_Provided material_:
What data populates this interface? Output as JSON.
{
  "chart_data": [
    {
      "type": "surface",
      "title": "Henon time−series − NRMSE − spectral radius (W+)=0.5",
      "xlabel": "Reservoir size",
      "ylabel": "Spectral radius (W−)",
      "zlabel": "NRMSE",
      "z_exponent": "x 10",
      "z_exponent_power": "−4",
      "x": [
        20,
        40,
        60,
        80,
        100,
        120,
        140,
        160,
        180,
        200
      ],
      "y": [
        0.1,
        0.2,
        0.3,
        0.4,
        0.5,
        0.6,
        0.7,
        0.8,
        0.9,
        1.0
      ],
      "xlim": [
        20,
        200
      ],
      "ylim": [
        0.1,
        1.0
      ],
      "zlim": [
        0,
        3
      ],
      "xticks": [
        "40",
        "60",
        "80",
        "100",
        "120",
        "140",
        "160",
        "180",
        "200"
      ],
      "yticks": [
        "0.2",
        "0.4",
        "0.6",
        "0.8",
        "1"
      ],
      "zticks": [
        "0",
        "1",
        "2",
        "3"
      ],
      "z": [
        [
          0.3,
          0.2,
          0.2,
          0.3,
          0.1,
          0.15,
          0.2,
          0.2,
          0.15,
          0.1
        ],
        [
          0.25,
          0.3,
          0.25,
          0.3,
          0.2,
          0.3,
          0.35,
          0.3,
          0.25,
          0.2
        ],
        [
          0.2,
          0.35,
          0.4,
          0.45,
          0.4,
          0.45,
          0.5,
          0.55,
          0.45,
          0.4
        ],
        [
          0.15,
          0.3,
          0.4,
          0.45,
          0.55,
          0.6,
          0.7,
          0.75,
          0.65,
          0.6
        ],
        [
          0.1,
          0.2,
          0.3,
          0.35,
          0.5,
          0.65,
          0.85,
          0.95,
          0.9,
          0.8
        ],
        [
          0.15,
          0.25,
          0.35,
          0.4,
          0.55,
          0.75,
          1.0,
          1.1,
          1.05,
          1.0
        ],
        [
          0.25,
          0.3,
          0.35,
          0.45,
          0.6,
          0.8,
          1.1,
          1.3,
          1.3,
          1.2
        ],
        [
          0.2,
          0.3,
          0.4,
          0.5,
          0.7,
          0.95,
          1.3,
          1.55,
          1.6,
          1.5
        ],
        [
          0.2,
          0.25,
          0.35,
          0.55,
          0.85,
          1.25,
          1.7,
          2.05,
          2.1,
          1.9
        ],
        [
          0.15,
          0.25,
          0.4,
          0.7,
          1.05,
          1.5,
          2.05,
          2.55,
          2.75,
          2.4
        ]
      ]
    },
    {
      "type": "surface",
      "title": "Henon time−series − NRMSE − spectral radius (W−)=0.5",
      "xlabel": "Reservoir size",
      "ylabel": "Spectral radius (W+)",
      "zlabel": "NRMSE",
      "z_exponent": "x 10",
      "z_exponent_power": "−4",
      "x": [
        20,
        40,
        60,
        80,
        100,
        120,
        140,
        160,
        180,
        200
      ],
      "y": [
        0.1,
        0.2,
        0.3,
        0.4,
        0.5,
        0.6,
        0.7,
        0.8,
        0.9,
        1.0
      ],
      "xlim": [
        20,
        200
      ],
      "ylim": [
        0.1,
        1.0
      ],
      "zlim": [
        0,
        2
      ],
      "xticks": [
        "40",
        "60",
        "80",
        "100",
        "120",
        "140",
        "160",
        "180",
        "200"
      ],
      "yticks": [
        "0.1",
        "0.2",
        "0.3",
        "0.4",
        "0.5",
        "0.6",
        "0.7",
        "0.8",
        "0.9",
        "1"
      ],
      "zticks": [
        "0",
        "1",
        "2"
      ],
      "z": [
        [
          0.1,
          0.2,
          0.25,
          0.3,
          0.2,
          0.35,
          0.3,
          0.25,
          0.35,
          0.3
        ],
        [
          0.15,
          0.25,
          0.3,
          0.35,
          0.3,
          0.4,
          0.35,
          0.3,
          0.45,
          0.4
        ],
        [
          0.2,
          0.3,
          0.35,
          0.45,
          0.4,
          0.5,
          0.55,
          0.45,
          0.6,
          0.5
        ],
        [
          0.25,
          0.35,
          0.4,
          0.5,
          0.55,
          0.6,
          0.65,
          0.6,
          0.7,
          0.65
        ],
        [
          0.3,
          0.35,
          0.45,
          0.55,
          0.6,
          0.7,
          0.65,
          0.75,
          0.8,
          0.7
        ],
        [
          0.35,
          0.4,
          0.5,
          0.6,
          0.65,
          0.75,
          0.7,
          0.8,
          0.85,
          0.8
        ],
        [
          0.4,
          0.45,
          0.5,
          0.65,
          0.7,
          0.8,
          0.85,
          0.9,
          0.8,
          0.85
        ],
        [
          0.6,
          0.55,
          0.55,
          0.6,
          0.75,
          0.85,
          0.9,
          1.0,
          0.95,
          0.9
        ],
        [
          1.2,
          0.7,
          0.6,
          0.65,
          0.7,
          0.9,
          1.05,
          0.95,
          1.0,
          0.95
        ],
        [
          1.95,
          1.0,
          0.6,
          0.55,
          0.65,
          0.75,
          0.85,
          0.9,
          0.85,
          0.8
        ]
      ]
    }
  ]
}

_Required task_:
Reproduce each line holding the word "Henon".

_Written solution_:
      "title": "Henon time−series − NRMSE − spectral radius (W+)=0.5",
      "title": "Henon time−series − NRMSE − spectral radius (W−)=0.5",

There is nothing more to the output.